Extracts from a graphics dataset
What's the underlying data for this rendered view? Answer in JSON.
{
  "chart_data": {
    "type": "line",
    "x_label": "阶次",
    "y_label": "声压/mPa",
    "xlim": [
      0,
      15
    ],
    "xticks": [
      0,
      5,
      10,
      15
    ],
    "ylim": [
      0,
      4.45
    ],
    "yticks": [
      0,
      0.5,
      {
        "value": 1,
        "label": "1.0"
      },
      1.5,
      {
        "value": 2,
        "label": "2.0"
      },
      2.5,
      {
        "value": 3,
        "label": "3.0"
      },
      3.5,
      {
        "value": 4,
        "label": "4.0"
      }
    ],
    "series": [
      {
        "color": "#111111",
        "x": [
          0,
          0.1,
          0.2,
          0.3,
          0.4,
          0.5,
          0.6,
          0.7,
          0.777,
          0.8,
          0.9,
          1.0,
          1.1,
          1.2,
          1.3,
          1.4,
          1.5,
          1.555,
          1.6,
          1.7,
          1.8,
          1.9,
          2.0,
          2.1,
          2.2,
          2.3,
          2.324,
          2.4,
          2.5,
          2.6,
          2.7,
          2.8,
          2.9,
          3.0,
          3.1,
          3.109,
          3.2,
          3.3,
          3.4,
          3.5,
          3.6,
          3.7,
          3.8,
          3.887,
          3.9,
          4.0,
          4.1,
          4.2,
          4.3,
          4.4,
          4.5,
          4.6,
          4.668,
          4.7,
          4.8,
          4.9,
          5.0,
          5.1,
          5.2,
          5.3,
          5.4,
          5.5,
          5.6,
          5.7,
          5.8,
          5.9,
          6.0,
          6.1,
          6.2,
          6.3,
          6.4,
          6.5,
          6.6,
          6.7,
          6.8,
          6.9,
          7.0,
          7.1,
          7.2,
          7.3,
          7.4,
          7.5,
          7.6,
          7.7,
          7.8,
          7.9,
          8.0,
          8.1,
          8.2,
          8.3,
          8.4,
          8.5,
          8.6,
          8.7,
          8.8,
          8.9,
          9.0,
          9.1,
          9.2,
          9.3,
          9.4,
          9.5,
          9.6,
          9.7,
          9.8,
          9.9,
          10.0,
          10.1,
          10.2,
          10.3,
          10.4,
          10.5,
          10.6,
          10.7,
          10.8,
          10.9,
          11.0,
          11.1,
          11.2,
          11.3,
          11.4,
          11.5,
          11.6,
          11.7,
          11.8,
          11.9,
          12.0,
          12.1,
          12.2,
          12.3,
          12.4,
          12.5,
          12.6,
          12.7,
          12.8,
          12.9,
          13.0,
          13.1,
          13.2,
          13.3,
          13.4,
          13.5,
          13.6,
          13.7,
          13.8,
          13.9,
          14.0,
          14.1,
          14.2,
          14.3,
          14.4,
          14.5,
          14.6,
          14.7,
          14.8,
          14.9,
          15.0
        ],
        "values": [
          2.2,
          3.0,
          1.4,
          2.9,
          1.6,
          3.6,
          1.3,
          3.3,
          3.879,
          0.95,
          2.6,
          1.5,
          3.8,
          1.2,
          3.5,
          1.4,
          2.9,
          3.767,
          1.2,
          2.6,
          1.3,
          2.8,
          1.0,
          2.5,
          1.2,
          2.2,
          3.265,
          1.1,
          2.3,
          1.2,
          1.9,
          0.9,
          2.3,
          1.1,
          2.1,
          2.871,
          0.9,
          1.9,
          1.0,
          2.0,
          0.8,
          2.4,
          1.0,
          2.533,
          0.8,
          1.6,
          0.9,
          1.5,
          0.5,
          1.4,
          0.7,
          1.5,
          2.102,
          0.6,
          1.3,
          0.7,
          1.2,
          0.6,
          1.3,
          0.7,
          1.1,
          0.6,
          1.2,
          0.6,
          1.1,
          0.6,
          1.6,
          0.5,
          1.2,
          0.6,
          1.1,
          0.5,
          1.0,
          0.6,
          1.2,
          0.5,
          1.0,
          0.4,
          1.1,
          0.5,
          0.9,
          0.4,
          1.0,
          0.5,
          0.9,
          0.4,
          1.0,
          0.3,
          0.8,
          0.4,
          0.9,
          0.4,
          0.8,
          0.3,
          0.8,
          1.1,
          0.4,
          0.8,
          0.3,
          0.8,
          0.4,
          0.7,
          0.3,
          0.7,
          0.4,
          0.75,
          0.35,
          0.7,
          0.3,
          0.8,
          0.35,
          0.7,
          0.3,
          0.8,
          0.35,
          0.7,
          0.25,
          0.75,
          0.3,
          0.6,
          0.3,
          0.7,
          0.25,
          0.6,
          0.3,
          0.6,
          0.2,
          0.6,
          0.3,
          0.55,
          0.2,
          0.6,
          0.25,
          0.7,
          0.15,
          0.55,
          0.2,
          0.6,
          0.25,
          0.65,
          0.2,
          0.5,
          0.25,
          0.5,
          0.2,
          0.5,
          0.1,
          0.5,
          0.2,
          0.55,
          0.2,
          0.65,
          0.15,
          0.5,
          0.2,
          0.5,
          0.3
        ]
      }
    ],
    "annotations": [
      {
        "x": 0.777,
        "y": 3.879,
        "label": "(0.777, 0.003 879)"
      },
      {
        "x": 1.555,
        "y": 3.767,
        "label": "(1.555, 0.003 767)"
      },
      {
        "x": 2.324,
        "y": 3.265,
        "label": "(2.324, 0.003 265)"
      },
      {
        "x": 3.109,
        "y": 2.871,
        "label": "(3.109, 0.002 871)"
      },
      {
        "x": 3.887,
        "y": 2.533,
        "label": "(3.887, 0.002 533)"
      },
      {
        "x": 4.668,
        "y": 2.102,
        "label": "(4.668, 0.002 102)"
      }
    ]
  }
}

> _PROMPT_
Restate all of the entries exactly, please.

> _FINISHED EXERCISE_
What's the underlying data for this rendered view? Answer in JSON.
{
  "chart_data": {
    "type": "line",
    "x_label": "阶次",
    "y_label": "声压/mPa",
    "xlim": [
      0,
      15
    ],
    "xticks": [
      0,
      5,
      10,
      15
    ],
    "ylim": [
      0,
      4.45
    ],
    "yticks": [
      0,
      0.5,
      {
        "value": 1,
        "label": "1.0"
      },
      1.5,
      {
        "value": 2,
        "label": "2.0"
      },
      2.5,
      {
        "value": 3,
        "label": "3.0"
      },
      3.5,
      {
        "value": 4,
        "label": "4.0"
      }
    ],
    "series": [
      {
        "color": "#111111",
        "x": [
          0,
          0.1,
          0.2,
          0.3,
          0.4,
          0.5,
          0.6,
          0.7,
          0.777,
          0.8,
          0.9,
          1.0,
          1.1,
          1.2,
          1.3,
          1.4,
          1.5,
          1.555,
          1.6,
          1.7,
          1.8,
          1.9,
          2.0,
          2.1,
          2.2,
          2.3,
          2.324,
          2.4,
          2.5,
          2.6,
          2.7,
          2.8,
          2.9,
          3.0,
          3.1,
          3.109,
          3.2,
          3.3,
          3.4,
          3.5,
          3.6,
          3.7,
          3.8,
          3.887,
          3.9,
          4.0,
          4.1,
          4.2,
          4.3,
          4.4,
          4.5,
          4.6,
          4.668,
          4.7,
          4.8,
          4.9,
          5.0,
          5.1,
          5.2,
          5.3,
          5.4,
          5.5,
          5.6,
          5.7,
          5.8,
          5.9,
          6.0,
          6.1,
          6.2,
          6.3,
          6.4,
          6.5,
          6.6,
          6.7,
          6.8,
          6.9,
          7.0,
          7.1,
          7.2,
          7.3,
          7.4,
          7.5,
          7.6,
          7.7,
          7.8,
          7.9,
          8.0,
          8.1,
          8.2,
          8.3,
          8.4,
          8.5,
          8.6,
          8.7,
          8.8,
          8.9,
          9.0,
          9.1,
          9.2,
          9.3,
          9.4,
          9.5,
          9.6,
          9.7,
          9.8,
          9.9,
          10.0,
          10.1,
          10.2,
          10.3,
          10.4,
          10.5,
          10.6,
          10.7,
          10.8,
          10.9,
          11.0,
          11.1,
          11.2,
          11.3,
          11.4,
          11.5,
          11.6,
          11.7,
          11.8,
          11.9,
          12.0,
          12.1,
          12.2,
          12.3,
          12.4,
          12.5,
          12.6,
          12.7,
          12.8,
          12.9,
          13.0,
          13.1,
          13.2,
          13.3,
          13.4,
          13.5,
          13.6,
          13.7,
          13.8,
          13.9,
          14.0,
          14.1,
          14.2,
          14.3,
          14.4,
          14.5,
          14.6,
          14.7,
          14.8,
          14.9,
          15.0
        ],
        "values": [
          2.2,
          3.0,
          1.4,
          2.9,
          1.6,
          3.6,
          1.3,
          3.3,
          3.879,
          0.95,
          2.6,
          1.5,
          3.8,
          1.2,
          3.5,
          1.4,
          2.9,
          3.767,
          1.2,
          2.6,
          1.3,
          2.8,
          1.0,
          2.5,
          1.2,
          2.2,
          3.265,
          1.1,
          2.3,
          1.2,
          1.9,
          0.9,
          2.3,
          1.1,
          2.1,
          2.871,
          0.9,
          1.9,
          1.0,
          2.0,
          0.8,
          2.4,
          1.0,
          2.533,
          0.8,
          1.6,
          0.9,
          1.5,
          0.5,
          1.4,
          0.7,
          1.5,
          2.102,
          0.6,
          1.3,
          0.7,
          1.2,
          0.6,
          1.3,
          0.7,
          1.1,
          0.6,
          1.2,
          0.6,
          1.1,
          0.6,
          1.6,
          0.5,
          1.2,
          0.6,
          1.1,
          0.5,
          1.0,
          0.6,
          1.2,
          0.5,
          1.0,
          0.4,
          1.1,
          0.5,
          0.9,
          0.4,
          1.0,
          0.5,
          0.9,
          0.4,
          1.0,
          0.3,
          0.8,
          0.4,
          0.9,
          0.4,
          0.8,
          0.3,
          0.8,
          1.1,
          0.4,
          0.8,
          0.3,
          0.8,
          0.4,
          0.7,
          0.3,
          0.7,
          0.4,
          0.75,
          0.35,
          0.7,
          0.3,
          0.8,
          0.35,
          0.7,
          0.3,
          0.8,
          0.35,
          0.7,
          0.25,
          0.75,
          0.3,
          0.6,
          0.3,
          0.7,
          0.25,
          0.6,
          0.3,
          0.6,
          0.2,
          0.6,
          0.3,
          0.55,
          0.2,
          0.6,
          0.25,
          0.7,
          0.15,
          0.55,
          0.2,
          0.6,
          0.25,
          0.65,
          0.2,
          0.5,
          0.25,
          0.5,
          0.2,
          0.5,
          0.1,
          0.5,
          0.2,
          0.55,
          0.2,
          0.65,
          0.15,
          0.5,
          0.2,
          0.5,
          0.3
        ]
      }
    ],
    "annotations": [
      {
        "x": 0.777,
        "y": 3.879,
        "label": "(0.777, 0.003 879)"
      },
      {
        "x": 1.555,
        "y": 3.767,
        "label": "(1.555, 0.003 767)"
      },
      {
        "x": 2.324,
        "y": 3.265,
        "label": "(2.324, 0.003 265)"
      },
      {
        "x": 3.109,
        "y": 2.871,
        "label": "(3.109, 0.002 871)"
      },
      {
        "x": 3.887,
        "y": 2.533,
        "label": "(3.887, 0.002 533)"
      },
      {
        "x": 4.668,
        "y": 2.102,
        "label": "(4.668, 0.002 102)"
      }
    ]
  }
}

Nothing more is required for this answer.